**STATED GOAL**: Copy each line that contains the string "Conversations".
-- BEGIN DATA SHOWN --
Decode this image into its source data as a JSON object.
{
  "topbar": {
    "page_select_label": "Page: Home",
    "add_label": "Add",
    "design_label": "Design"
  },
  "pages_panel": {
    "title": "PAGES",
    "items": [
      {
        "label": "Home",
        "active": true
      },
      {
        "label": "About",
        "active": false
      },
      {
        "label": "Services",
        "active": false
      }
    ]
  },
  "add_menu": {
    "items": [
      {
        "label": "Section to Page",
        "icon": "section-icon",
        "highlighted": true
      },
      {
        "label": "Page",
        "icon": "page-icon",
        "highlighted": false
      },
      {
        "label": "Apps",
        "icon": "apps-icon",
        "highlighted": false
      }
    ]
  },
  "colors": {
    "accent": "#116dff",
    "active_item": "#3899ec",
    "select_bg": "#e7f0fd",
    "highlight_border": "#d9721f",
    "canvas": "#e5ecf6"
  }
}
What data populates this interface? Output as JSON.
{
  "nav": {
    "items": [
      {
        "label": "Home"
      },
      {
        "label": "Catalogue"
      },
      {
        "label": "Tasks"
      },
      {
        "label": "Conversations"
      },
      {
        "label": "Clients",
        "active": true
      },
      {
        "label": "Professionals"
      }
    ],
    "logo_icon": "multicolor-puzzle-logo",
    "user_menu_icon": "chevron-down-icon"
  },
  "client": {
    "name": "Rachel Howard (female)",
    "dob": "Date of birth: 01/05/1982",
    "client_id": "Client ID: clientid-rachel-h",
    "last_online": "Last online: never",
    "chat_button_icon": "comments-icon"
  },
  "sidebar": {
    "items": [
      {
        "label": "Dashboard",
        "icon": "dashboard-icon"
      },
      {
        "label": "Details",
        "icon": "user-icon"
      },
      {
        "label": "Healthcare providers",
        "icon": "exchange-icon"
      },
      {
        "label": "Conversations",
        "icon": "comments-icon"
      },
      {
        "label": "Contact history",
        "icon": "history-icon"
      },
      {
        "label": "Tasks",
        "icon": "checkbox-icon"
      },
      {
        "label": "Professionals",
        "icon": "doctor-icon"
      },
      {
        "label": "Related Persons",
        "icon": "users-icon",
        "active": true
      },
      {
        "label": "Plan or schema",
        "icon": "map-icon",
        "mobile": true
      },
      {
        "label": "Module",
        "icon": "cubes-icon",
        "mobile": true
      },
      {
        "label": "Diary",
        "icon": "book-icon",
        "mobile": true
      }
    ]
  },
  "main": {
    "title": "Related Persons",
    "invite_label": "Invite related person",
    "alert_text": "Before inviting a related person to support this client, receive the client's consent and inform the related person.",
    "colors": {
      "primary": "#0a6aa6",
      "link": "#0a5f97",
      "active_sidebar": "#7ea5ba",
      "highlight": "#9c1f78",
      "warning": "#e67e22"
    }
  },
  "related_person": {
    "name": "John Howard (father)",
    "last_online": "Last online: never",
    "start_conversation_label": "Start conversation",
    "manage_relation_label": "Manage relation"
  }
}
-- END DATA SHOWN --
**PROBLEM SOLUTION**:
        "label": "Conversations"
        "label": "Conversations",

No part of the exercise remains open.